> _What is being asked_: Your task is to copy every line of the entries that contains "Новосибирск".
* BEGIN Data listing *
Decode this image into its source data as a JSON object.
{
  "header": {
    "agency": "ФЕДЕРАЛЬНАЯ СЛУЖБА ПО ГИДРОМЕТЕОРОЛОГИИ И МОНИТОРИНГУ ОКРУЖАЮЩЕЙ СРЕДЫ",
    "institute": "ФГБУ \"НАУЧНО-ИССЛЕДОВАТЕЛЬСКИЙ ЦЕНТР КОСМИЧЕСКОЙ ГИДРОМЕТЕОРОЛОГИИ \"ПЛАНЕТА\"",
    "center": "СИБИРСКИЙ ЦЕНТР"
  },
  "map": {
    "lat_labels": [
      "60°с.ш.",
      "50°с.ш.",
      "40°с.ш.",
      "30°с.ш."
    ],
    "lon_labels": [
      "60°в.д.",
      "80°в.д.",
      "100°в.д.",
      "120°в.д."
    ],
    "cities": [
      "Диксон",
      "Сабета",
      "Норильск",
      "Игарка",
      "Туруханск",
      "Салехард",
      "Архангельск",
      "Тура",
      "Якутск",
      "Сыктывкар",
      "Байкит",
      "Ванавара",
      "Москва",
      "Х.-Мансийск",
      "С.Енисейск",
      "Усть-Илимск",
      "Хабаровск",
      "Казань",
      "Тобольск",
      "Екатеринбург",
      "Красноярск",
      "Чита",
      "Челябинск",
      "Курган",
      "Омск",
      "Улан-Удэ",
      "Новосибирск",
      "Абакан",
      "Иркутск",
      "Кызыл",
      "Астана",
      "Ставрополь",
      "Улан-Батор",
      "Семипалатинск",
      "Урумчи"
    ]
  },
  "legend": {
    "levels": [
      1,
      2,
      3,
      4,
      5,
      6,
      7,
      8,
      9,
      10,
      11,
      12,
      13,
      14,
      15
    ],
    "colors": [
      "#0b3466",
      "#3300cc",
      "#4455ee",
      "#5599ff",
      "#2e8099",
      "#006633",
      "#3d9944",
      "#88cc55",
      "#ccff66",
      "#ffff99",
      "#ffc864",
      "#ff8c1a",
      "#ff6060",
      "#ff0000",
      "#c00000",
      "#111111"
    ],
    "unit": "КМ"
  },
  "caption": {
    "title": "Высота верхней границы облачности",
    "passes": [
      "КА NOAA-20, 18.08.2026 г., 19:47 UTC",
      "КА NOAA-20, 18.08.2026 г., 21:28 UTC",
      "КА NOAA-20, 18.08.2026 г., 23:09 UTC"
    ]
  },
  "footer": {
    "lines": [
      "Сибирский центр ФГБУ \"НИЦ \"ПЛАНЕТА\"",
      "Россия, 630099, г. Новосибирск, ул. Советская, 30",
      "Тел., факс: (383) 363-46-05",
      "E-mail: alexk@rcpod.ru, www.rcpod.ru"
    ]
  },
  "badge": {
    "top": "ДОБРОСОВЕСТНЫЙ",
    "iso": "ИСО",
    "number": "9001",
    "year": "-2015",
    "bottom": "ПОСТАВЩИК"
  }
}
* END Data listing *
> _Written solution_:
      "Новосибирск",
      "Россия, 630099, г. Новосибирск, ул. Советская, 30",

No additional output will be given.